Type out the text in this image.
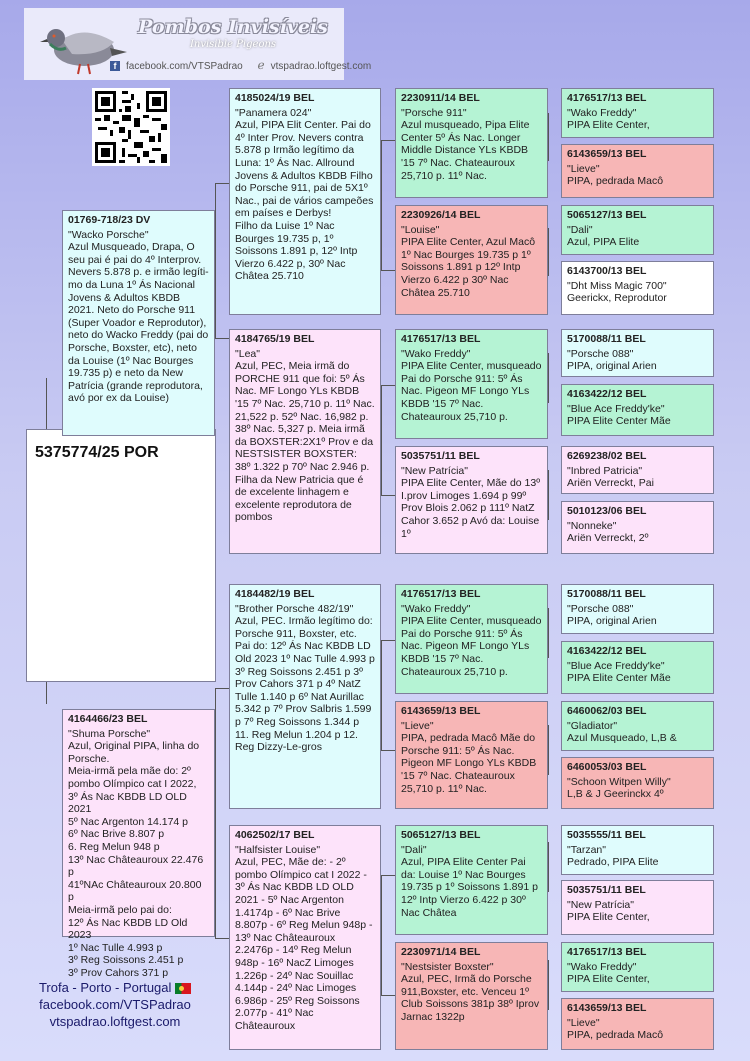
Pombos Invisíveis
Invisible Pigeons
f facebook.com/VTSPadrao ℯ vtspadrao.loftgest.com
5375774/25 POR
01769-718/23 DV
"Wacko Porsche"
Azul Musqueado, Drapa, O seu pai é pai do 4º Interprov. Nevers 5.878 p. e irmão legíti-mo da Luna 1º Ás Nacional Jovens & Adultos KBDB 2021. Neto do Porsche 911 (Super Voador e Reprodutor), neto do Wacko Freddy (pai do Porsche, Boxster, etc), neto da Louise (1º Nac Bourges 19.735 p) e neto da New Patrícia (grande reprodutora, avó por ex da Louise)
4164466/23 BEL
"Shuma Porsche"
Azul, Original PIPA, linha do Porsche.
Meia-irmã pela mãe do: 2º pombo Olímpico cat I 2022,
3º Ás Nac KBDB LD OLD 2021
5º Nac Argenton 14.174 p
6º Nac Brive 8.807 p
6. Reg Melun 948 p
13º Nac Châteauroux 22.476 p
41ºNAc Châteauroux 20.800 p
Meia-irmã pelo pai do:
12º Ás Nac KBDB LD Old 2023
1º Nac Tulle 4.993 p
3º Reg Soissons 2.451 p
3º Prov Cahors 371 p
4185024/19 BEL
"Panamera 024"
Azul, PIPA Elit Center. Pai do 4º Inter Prov. Nevers contra 5.878 p Irmão legítimo da Luna: 1º Ás Nac. Allround Jovens & Adultos KBDB Filho do Porsche 911, pai de 5X1º Nac., pai de vários campeões em países e Derbys!
Filho da Luise 1º Nac Bourges 19.735 p, 1º Soissons 1.891 p, 12º Intp Vierzo 6.422 p, 30º Nac Châtea 25.710
4184765/19 BEL
"Lea"
Azul, PEC, Meia irmã do PORCHE 911 que foi: 5º Ás Nac. MF Longo YLs KBDB '15 7º Nac. 25,710 p. 11º Nac. 21,522 p. 52º Nac. 16,982 p. 38º Nac. 5,327 p. Meia irmã da BOXSTER:2X1º Prov e da NESTSISTER BOXSTER: 38º 1.322 p 70º Nac 2.946 p.
Filha da New Patricia que é de excelente linhagem e excelente reprodutora de pombos
4184482/19 BEL
"Brother Porsche 482/19"
Azul, PEC. Irmão legítimo do: Porsche 911, Boxster, etc.
Pai do: 12º Ás Nac KBDB LD Old 2023 1º Nac Tulle 4.993 p 3º Reg Soissons 2.451 p 3º Prov Cahors 371 p 4º NatZ Tulle 1.140 p 6º Nat Aurillac 5.342 p 7º Prov Salbris 1.599 p 7º Reg Soissons 1.344 p 11. Reg Melun 1.204 p 12. Reg Dizzy-Le-gros
4062502/17 BEL
"Halfsister Louise"
Azul, PEC, Mãe de: - 2º pombo Olímpico cat I 2022 - 3º Ás Nac KBDB LD OLD 2021 - 5º Nac Argenton 1.4174p - 6º Nac Brive 8.807p - 6º Reg Melun 948p - 13º Nac Châteauroux 2.2476p - 14º Reg Melun 948p - 16º NacZ Limoges 1.226p - 24º Nac Souillac 4.144p - 24º Nac Limoges 6.986p - 25º Reg Soissons 2.077p - 41º Nac Châteauroux
2230911/14 BEL
"Porsche 911"
Azul musqueado, Pipa Elite Center 5º Ás Nac. Longer Middle Distance YLs KBDB '15 7º Nac. Chateauroux 25,710 p. 11º Nac.
2230926/14 BEL
"Louise"
PIPA Elite Center, Azul Macô 1º Nac Bourges 19.735 p 1º Soissons 1.891 p 12º Intp Vierzo 6.422 p 30º Nac Châtea 25.710
4176517/13 BEL
"Wako Freddy"
PIPA Elite Center, musqueado Pai do Porsche 911: 5º Ás Nac. Pigeon MF Longo YLs KBDB '15 7º Nac. Chateauroux 25,710 p.
5035751/11 BEL
"New Patrícia"
PIPA Elite Center, Mãe do 13º I.prov Limoges 1.694 p 99º Prov Blois 2.062 p 111º NatZ Cahor 3.652 p Avó da: Louise 1º
4176517/13 BEL
"Wako Freddy"
PIPA Elite Center, musqueado Pai do Porsche 911: 5º Ás Nac. Pigeon MF Longo YLs KBDB '15 7º Nac. Chateauroux 25,710 p.
6143659/13 BEL
"Lieve"
PIPA, pedrada Macô Mãe do Porsche 911: 5º Ás Nac. Pigeon MF Longo YLs KBDB '15 7º Nac. Chateauroux 25,710 p. 11º Nac.
5065127/13 BEL
"Dali"
Azul, PIPA Elite Center Pai da: Louise 1º Nac Bourges 19.735 p 1º Soissons 1.891 p 12º Intp Vierzo 6.422 p 30º Nac Châtea
2230971/14 BEL
"Nestsister Boxster"
Azul, PEC, Irmã do Porsche 911,Boxster, etc. Venceu 1º Club Soissons 381p 38º Iprov Jarnac 1322p
4176517/13 BEL
"Wako Freddy"
PIPA Elite Center,
6143659/13 BEL
"Lieve"
PIPA, pedrada Macô
5065127/13 BEL
"Dali"
Azul, PIPA Elite
6143700/13 BEL
"Dht Miss Magic 700"
Geerickx, Reprodutor
5170088/11 BEL
"Porsche 088"
PIPA, original Arien
4163422/12 BEL
"Blue Ace Freddy'ke"
PIPA Elite Center Mãe
6269238/02 BEL
"Inbred Patricia"
Ariën Verreckt, Pai
5010123/06 BEL
"Nonneke"
Ariën Verreckt, 2º
5170088/11 BEL
"Porsche 088"
PIPA, original Arien
4163422/12 BEL
"Blue Ace Freddy'ke"
PIPA Elite Center Mãe
6460062/03 BEL
"Gladiator"
Azul Musqueado, L,B &
6460053/03 BEL
"Schoon Witpen Willy"
L,B & J Geerinckx 4º
5035555/11 BEL
"Tarzan"
Pedrado, PIPA Elite
5035751/11 BEL
"New Patrícia"
PIPA Elite Center,
4176517/13 BEL
"Wako Freddy"
PIPA Elite Center,
6143659/13 BEL
"Lieve"
PIPA, pedrada Macô
Trofa - Porto - Portugal
facebook.com/VTSPadrao
vtspadrao.loftgest.com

■ **Work to complete**
Find the word "Argenton" in the material, then list each line that holds it.

■ **Response**
5º Nac Argenton 14.174 p
Azul, PEC, Mãe de: - 2º pombo Olímpico cat I 2022 - 3º Ás Nac KBDB LD OLD 2021 - 5º Nac Argenton 1.4174p - 6º Nac Brive 8.807p - 6º Reg Melun 948p - 13º Nac Châteauroux 2.2476p - 14º Reg Melun 948p - 16º NacZ Limoges 1.226p - 24º Nac Souillac 4.144p - 24º Nac Limoges 6.986p - 25º Reg Soissons 2.077p - 41º Nac Châteauroux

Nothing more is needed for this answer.